__Input data__
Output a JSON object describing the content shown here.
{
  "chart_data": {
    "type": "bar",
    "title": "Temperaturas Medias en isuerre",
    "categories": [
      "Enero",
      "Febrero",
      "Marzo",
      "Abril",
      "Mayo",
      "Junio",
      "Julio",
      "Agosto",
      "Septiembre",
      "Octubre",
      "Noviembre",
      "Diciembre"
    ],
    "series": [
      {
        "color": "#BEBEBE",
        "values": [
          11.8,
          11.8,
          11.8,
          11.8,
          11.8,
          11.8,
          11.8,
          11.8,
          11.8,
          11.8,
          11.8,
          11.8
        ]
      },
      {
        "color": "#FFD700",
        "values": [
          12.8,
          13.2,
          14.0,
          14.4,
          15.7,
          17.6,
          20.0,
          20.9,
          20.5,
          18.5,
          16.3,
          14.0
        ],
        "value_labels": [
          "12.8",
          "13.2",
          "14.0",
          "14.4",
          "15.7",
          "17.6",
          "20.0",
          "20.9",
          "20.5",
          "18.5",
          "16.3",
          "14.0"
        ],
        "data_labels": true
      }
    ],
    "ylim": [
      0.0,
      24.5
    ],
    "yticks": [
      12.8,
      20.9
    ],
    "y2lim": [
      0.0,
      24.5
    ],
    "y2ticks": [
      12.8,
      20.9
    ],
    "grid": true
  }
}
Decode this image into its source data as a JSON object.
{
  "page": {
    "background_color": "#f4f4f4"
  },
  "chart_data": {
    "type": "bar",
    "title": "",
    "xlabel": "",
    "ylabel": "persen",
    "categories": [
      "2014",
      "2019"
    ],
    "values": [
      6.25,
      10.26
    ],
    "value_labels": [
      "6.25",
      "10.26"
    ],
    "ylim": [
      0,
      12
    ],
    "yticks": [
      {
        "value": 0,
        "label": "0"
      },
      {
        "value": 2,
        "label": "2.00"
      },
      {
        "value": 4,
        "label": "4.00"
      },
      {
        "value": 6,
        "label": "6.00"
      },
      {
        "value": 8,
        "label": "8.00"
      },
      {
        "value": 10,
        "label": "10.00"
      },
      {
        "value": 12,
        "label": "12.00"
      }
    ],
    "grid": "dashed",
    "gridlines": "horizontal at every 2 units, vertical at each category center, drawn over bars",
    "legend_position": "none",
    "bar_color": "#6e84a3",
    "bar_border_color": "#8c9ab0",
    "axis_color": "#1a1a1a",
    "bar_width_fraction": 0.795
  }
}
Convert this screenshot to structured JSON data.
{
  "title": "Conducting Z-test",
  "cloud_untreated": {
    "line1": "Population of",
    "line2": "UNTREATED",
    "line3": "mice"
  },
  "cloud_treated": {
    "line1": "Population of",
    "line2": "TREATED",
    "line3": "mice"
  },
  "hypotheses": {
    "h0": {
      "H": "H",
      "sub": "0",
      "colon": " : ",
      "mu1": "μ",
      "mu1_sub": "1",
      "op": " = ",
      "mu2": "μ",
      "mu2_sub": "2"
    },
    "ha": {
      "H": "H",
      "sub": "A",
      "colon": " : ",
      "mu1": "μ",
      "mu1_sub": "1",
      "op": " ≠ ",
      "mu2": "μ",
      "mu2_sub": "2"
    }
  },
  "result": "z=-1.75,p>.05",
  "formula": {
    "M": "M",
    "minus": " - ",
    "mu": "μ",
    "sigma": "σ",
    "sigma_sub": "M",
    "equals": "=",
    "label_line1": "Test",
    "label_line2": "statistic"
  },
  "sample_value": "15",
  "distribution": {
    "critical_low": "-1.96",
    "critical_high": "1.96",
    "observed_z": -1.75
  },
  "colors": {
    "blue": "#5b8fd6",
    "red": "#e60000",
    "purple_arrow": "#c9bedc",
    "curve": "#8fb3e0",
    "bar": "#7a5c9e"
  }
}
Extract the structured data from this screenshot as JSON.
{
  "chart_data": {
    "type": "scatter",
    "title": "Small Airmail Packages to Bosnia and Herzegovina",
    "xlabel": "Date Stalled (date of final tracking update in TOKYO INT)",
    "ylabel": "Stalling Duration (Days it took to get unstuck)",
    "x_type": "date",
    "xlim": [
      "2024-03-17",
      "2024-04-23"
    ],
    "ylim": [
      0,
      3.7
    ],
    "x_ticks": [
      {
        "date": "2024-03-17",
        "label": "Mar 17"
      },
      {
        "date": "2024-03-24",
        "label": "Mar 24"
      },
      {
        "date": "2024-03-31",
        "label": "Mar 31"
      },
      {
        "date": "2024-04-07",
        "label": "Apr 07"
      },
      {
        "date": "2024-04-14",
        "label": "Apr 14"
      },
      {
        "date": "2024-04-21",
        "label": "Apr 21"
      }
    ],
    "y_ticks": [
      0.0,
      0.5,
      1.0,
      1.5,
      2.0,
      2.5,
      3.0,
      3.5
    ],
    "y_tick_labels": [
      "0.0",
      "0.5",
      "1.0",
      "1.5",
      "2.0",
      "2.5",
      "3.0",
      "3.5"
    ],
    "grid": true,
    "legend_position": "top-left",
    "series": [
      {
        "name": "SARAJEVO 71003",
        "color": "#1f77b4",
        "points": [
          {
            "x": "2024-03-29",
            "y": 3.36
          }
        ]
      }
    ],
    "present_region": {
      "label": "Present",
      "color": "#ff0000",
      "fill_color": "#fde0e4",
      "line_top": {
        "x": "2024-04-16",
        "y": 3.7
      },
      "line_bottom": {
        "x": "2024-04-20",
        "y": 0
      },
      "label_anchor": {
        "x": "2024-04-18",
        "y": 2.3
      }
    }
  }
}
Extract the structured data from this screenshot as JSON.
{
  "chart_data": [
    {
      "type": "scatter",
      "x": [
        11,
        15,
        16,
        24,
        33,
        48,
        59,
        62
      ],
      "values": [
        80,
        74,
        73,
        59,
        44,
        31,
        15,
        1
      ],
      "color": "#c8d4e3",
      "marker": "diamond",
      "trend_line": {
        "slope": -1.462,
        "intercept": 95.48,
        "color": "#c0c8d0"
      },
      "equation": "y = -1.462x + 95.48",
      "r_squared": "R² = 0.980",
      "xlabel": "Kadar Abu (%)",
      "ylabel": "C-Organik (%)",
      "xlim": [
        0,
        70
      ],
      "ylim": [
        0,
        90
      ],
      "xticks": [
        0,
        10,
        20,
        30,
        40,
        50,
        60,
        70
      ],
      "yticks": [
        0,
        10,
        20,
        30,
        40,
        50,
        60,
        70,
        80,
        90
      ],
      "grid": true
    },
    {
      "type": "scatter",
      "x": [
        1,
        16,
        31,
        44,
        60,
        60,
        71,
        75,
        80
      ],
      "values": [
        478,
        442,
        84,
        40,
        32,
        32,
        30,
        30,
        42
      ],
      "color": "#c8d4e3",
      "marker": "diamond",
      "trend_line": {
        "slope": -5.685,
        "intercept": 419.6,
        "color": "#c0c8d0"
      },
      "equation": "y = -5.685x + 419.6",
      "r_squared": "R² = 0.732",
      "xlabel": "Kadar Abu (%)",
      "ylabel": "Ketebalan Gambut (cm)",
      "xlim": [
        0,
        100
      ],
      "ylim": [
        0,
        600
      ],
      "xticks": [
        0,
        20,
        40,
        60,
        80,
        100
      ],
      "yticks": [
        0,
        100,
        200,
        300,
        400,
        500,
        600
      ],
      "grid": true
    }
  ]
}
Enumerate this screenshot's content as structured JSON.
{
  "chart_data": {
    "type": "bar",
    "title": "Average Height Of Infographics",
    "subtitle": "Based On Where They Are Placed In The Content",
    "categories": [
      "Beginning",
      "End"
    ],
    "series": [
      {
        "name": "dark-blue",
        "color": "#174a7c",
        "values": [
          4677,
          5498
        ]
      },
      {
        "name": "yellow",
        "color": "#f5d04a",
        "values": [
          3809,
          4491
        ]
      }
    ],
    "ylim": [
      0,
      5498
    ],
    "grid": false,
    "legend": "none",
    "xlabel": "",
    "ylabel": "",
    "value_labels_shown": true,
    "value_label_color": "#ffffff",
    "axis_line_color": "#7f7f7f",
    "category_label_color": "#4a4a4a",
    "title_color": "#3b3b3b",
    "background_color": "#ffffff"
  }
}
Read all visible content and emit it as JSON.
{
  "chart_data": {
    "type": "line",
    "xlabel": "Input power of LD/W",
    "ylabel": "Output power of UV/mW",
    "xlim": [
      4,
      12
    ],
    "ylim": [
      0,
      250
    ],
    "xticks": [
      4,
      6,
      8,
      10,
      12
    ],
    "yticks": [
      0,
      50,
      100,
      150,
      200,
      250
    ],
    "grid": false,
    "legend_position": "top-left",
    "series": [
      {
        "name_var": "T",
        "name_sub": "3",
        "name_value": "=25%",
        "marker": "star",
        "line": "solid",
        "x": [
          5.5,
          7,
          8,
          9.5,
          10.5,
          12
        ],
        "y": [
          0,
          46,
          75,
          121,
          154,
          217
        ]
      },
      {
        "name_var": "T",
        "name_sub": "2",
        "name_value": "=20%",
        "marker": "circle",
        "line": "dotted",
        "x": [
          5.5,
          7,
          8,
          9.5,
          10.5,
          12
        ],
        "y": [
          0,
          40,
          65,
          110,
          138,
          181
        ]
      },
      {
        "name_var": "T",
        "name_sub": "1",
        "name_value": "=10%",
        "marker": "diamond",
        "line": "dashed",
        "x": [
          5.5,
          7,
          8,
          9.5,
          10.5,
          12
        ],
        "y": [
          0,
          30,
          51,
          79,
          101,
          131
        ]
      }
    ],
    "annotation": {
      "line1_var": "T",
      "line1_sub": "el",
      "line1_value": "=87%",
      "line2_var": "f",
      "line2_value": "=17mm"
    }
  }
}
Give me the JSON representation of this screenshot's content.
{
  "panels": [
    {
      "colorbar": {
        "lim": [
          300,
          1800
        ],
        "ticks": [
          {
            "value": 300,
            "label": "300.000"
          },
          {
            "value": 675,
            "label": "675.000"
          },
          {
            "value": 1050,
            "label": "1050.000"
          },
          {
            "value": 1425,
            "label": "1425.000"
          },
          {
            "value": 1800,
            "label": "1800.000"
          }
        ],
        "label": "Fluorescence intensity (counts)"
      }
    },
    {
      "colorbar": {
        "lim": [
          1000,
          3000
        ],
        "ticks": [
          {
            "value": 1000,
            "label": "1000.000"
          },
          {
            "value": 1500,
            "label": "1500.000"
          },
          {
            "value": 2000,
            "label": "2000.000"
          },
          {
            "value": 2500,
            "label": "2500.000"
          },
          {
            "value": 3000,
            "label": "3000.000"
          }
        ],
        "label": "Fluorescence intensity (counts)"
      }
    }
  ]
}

__Problem details__
Extract from the data every line where "this" shows up.

__Solution below__
Decode this image into its source data as a JSON object.
Convert this screenshot to structured JSON data.
Extract the structured data from this screenshot as JSON.
Extract the structured data from this screenshot as JSON.
Enumerate this screenshot's content as structured JSON.
Give me the JSON representation of this screenshot's content.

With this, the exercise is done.